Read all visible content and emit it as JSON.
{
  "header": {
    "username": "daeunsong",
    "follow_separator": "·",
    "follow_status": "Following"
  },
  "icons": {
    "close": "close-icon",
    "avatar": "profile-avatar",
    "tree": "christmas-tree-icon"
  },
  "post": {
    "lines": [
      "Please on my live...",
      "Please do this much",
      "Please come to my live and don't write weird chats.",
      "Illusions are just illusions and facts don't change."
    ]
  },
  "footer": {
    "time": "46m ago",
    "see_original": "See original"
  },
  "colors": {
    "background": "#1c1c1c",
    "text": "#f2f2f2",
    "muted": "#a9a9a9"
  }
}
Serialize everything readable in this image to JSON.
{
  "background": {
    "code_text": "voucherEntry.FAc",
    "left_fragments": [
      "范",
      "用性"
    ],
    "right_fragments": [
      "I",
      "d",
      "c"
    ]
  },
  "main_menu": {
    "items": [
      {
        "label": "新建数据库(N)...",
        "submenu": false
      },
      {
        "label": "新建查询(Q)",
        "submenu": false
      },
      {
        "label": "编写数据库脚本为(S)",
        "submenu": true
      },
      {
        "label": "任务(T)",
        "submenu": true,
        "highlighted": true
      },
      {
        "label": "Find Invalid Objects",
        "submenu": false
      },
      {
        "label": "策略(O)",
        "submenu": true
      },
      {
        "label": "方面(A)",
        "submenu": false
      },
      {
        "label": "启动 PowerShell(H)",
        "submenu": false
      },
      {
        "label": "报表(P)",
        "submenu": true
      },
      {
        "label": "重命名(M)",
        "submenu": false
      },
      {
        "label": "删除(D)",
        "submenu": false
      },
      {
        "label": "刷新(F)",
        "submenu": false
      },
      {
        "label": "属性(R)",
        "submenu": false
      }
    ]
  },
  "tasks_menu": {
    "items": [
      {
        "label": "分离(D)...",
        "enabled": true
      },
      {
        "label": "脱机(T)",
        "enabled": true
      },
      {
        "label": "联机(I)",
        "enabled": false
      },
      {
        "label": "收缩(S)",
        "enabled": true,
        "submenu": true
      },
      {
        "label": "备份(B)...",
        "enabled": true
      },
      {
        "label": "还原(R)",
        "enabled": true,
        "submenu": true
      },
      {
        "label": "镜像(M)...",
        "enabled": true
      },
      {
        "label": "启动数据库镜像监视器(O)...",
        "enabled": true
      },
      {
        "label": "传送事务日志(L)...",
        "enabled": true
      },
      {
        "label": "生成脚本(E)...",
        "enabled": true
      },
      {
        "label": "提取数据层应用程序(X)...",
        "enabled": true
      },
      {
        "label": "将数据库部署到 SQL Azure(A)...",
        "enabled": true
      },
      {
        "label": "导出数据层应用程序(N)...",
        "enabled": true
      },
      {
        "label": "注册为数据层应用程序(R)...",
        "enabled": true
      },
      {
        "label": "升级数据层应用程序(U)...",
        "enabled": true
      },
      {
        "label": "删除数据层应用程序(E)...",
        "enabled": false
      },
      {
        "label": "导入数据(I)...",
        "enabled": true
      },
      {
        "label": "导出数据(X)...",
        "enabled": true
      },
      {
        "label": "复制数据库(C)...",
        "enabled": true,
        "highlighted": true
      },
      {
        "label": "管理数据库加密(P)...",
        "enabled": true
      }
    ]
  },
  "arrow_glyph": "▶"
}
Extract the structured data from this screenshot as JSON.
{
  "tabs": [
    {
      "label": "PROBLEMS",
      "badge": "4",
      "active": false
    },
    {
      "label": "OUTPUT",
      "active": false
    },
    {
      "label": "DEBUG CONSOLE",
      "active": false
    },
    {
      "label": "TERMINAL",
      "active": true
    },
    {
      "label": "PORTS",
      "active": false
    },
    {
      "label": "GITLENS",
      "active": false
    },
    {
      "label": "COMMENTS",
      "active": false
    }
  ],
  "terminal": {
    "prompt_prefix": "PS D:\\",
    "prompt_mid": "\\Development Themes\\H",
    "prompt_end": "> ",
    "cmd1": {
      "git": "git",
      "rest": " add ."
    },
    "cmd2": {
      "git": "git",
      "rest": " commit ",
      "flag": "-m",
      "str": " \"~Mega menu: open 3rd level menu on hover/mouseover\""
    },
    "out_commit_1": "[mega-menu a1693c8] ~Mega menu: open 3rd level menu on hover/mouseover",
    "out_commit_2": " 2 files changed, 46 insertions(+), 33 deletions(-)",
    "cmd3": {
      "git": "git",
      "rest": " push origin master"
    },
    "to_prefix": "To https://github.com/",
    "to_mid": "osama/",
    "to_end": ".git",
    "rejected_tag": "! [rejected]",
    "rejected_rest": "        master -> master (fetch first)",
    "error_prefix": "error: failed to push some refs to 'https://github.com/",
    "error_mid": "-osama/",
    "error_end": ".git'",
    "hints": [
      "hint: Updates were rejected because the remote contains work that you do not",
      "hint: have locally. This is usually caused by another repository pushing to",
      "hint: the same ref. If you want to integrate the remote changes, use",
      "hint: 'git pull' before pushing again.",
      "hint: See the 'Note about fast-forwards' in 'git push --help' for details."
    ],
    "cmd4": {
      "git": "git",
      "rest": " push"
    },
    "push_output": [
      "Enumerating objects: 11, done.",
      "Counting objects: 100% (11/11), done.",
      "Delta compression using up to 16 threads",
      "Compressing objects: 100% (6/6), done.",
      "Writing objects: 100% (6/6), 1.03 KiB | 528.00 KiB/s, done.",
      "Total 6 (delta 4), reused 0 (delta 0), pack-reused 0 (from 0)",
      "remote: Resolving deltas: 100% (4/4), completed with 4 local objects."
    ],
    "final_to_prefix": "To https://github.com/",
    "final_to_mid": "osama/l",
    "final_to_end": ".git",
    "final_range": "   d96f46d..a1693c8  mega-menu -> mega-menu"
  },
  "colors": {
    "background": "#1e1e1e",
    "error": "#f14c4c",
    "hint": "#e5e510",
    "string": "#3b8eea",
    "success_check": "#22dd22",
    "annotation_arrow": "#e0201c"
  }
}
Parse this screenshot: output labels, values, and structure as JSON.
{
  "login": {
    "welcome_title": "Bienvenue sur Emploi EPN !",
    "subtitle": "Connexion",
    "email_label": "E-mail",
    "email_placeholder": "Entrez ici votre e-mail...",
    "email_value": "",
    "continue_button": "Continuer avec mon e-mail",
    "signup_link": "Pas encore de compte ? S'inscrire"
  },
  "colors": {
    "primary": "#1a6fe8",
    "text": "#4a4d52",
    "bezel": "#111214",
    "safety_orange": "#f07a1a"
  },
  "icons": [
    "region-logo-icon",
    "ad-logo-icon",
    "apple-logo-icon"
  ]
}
=-=-=-=-=
WHAT THIS TASK INVOLVES —
In the entries above, take the line containing "Parse this screenshot: output" and each later line through the last, and repeat them exactly. Output nothing else.

COMPLETED TASK —
Parse this screenshot: output labels, values, and structure as JSON.
{
  "login": {
    "welcome_title": "Bienvenue sur Emploi EPN !",
    "subtitle": "Connexion",
    "email_label": "E-mail",
    "email_placeholder": "Entrez ici votre e-mail...",
    "email_value": "",
    "continue_button": "Continuer avec mon e-mail",
    "signup_link": "Pas encore de compte ? S'inscrire"
  },
  "colors": {
    "primary": "#1a6fe8",
    "text": "#4a4d52",
    "bezel": "#111214",
    "safety_orange": "#f07a1a"
  },
  "icons": [
    "region-logo-icon",
    "ad-logo-icon",
    "apple-logo-icon"
  ]
}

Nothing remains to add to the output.